Task requirements:
(a) From the news excerpt about Colorado busing migrants, extract the passage that begins at the words "DENVER — Gov." and stops after the words "to the policy.".
(b) Name every city mentioned in the news excerpt about Colorado busing migrants.

The mayors of both cities, already overwhelmed with an influx of asylum-seekers, demanded that Gov. Jared Polis stop sending migrants to them.
Migrants rest at a makeshift shelter Friday in Denver. Over the past month, nearly 4,000 immigrants, almost all Venezuelans, have arrived unannounced in the frigid city, with nowhere to stay and sometimes wearing T-shirts and flip-flops.
Migrants rest at a makeshift shelter Friday in Denver. Over the past month, nearly 4,000 immigrants, almost all Venezuelans, have arrived unannounced in the frigid city, with nowhere to stay and sometimes wearing T-shirts and flip-flops.Thomas Peipert / AP

DENVER — Gov. Jared Polis said Colorado will no longer bus asylum-seekers to New York City and Chicago after the mayors of both cities demanded a halt to the policy.

Polis sent an unspecified number of migrants to both cities and other locations in Colorado last week because, he said, they were just passing through on their way to those destinations, and Denver city officials were overwhelmed by the 3,900 migrants who had already arrived in the past month.

Collected material:

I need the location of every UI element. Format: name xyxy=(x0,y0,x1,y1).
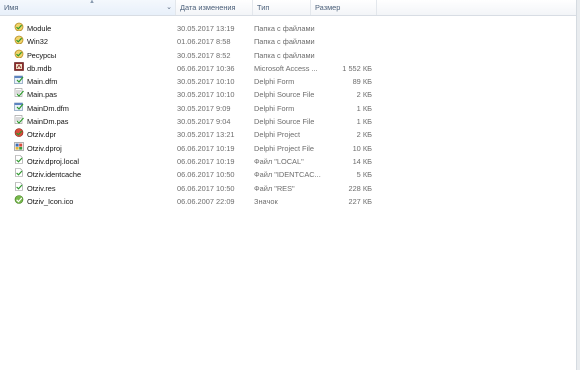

Replies:
(a)
DENVER — Gov. Jared Polis said Colorado will no longer bus asylum-seekers to New York City and Chicago after the mayors of both cities demanded a halt to the policy.

(b) Denver, New York City, Chicago